**BRIEF**
Reproduce the data that follows in its entirety, character for character.
─── STORED DATA
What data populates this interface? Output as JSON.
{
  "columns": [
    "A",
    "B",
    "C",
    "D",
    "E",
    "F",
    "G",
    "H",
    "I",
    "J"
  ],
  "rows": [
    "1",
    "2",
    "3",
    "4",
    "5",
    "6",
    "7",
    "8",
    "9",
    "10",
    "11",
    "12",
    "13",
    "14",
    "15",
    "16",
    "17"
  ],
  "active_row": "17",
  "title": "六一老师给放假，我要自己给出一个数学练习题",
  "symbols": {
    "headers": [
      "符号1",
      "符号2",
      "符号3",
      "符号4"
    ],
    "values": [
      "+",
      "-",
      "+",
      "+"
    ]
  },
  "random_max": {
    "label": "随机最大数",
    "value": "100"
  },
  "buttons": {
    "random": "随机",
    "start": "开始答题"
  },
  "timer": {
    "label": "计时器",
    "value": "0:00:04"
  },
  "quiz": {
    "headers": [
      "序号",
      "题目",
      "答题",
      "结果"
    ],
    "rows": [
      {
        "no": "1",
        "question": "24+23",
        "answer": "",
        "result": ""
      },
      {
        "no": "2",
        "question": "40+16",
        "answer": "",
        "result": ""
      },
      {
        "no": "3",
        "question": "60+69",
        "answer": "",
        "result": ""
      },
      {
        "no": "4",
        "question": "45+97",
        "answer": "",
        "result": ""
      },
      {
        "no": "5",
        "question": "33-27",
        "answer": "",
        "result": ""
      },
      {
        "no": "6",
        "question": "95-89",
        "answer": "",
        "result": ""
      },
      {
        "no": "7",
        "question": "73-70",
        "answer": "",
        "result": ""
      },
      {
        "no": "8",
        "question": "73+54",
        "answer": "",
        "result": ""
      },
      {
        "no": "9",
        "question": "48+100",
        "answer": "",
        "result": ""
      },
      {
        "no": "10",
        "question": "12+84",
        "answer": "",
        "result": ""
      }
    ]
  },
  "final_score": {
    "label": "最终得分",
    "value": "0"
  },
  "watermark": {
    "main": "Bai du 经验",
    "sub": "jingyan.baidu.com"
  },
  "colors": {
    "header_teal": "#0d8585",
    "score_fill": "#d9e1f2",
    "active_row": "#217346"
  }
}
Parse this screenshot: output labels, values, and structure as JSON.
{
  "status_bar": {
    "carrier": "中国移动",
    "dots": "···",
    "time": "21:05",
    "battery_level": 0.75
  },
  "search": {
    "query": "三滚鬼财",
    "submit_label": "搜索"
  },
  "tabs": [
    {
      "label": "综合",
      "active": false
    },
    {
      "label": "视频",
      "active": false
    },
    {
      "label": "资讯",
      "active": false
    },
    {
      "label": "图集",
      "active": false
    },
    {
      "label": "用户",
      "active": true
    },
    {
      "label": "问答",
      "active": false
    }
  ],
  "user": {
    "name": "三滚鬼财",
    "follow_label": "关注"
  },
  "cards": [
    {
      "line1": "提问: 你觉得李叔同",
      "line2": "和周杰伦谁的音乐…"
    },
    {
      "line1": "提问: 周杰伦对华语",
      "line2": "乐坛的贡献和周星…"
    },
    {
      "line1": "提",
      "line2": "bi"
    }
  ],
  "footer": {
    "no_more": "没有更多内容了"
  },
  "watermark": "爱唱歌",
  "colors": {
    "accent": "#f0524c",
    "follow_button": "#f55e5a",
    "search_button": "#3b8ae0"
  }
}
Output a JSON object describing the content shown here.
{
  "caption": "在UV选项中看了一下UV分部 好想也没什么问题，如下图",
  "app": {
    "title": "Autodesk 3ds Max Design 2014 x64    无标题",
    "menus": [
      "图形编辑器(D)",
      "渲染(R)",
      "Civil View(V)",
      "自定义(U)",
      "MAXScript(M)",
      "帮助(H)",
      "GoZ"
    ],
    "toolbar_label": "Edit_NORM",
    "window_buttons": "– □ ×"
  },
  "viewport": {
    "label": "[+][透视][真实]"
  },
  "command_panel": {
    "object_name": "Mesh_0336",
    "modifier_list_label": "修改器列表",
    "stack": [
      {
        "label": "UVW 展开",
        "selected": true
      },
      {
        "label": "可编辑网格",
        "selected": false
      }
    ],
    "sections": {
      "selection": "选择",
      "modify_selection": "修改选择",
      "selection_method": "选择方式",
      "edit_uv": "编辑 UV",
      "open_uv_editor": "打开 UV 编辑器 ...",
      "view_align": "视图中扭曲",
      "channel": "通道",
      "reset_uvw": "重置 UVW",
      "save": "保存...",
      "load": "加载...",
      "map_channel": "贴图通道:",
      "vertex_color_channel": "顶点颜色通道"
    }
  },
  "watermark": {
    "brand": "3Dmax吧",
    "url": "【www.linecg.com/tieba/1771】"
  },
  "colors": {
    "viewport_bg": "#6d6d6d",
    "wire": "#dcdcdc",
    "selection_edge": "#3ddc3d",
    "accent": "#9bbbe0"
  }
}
──────
**WRITTEN ANSWER**
What data populates this interface? Output as JSON.
{
  "columns": [
    "A",
    "B",
    "C",
    "D",
    "E",
    "F",
    "G",
    "H",
    "I",
    "J"
  ],
  "rows": [
    "1",
    "2",
    "3",
    "4",
    "5",
    "6",
    "7",
    "8",
    "9",
    "10",
    "11",
    "12",
    "13",
    "14",
    "15",
    "16",
    "17"
  ],
  "active_row": "17",
  "title": "六一老师给放假，我要自己给出一个数学练习题",
  "symbols": {
    "headers": [
      "符号1",
      "符号2",
      "符号3",
      "符号4"
    ],
    "values": [
      "+",
      "-",
      "+",
      "+"
    ]
  },
  "random_max": {
    "label": "随机最大数",
    "value": "100"
  },
  "buttons": {
    "random": "随机",
    "start": "开始答题"
  },
  "timer": {
    "label": "计时器",
    "value": "0:00:04"
  },
  "quiz": {
    "headers": [
      "序号",
      "题目",
      "答题",
      "结果"
    ],
    "rows": [
      {
        "no": "1",
        "question": "24+23",
        "answer": "",
        "result": ""
      },
      {
        "no": "2",
        "question": "40+16",
        "answer": "",
        "result": ""
      },
      {
        "no": "3",
        "question": "60+69",
        "answer": "",
        "result": ""
      },
      {
        "no": "4",
        "question": "45+97",
        "answer": "",
        "result": ""
      },
      {
        "no": "5",
        "question": "33-27",
        "answer": "",
        "result": ""
      },
      {
        "no": "6",
        "question": "95-89",
        "answer": "",
        "result": ""
      },
      {
        "no": "7",
        "question": "73-70",
        "answer": "",
        "result": ""
      },
      {
        "no": "8",
        "question": "73+54",
        "answer": "",
        "result": ""
      },
      {
        "no": "9",
        "question": "48+100",
        "answer": "",
        "result": ""
      },
      {
        "no": "10",
        "question": "12+84",
        "answer": "",
        "result": ""
      }
    ]
  },
  "final_score": {
    "label": "最终得分",
    "value": "0"
  },
  "watermark": {
    "main": "Bai du 经验",
    "sub": "jingyan.baidu.com"
  },
  "colors": {
    "header_teal": "#0d8585",
    "score_fill": "#d9e1f2",
    "active_row": "#217346"
  }
}
Parse this screenshot: output labels, values, and structure as JSON.
{
  "status_bar": {
    "carrier": "中国移动",
    "dots": "···",
    "time": "21:05",
    "battery_level": 0.75
  },
  "search": {
    "query": "三滚鬼财",
    "submit_label": "搜索"
  },
  "tabs": [
    {
      "label": "综合",
      "active": false
    },
    {
      "label": "视频",
      "active": false
    },
    {
      "label": "资讯",
      "active": false
    },
    {
      "label": "图集",
      "active": false
    },
    {
      "label": "用户",
      "active": true
    },
    {
      "label": "问答",
      "active": false
    }
  ],
  "user": {
    "name": "三滚鬼财",
    "follow_label": "关注"
  },
  "cards": [
    {
      "line1": "提问: 你觉得李叔同",
      "line2": "和周杰伦谁的音乐…"
    },
    {
      "line1": "提问: 周杰伦对华语",
      "line2": "乐坛的贡献和周星…"
    },
    {
      "line1": "提",
      "line2": "bi"
    }
  ],
  "footer": {
    "no_more": "没有更多内容了"
  },
  "watermark": "爱唱歌",
  "colors": {
    "accent": "#f0524c",
    "follow_button": "#f55e5a",
    "search_button": "#3b8ae0"
  }
}
Output a JSON object describing the content shown here.
{
  "caption": "在UV选项中看了一下UV分部 好想也没什么问题，如下图",
  "app": {
    "title": "Autodesk 3ds Max Design 2014 x64    无标题",
    "menus": [
      "图形编辑器(D)",
      "渲染(R)",
      "Civil View(V)",
      "自定义(U)",
      "MAXScript(M)",
      "帮助(H)",
      "GoZ"
    ],
    "toolbar_label": "Edit_NORM",
    "window_buttons": "– □ ×"
  },
  "viewport": {
    "label": "[+][透视][真实]"
  },
  "command_panel": {
    "object_name": "Mesh_0336",
    "modifier_list_label": "修改器列表",
    "stack": [
      {
        "label": "UVW 展开",
        "selected": true
      },
      {
        "label": "可编辑网格",
        "selected": false
      }
    ],
    "sections": {
      "selection": "选择",
      "modify_selection": "修改选择",
      "selection_method": "选择方式",
      "edit_uv": "编辑 UV",
      "open_uv_editor": "打开 UV 编辑器 ...",
      "view_align": "视图中扭曲",
      "channel": "通道",
      "reset_uvw": "重置 UVW",
      "save": "保存...",
      "load": "加载...",
      "map_channel": "贴图通道:",
      "vertex_color_channel": "顶点颜色通道"
    }
  },
  "watermark": {
    "brand": "3Dmax吧",
    "url": "【www.linecg.com/tieba/1771】"
  },
  "colors": {
    "viewport_bg": "#6d6d6d",
    "wire": "#dcdcdc",
    "selection_edge": "#3ddc3d",
    "accent": "#9bbbe0"
  }
}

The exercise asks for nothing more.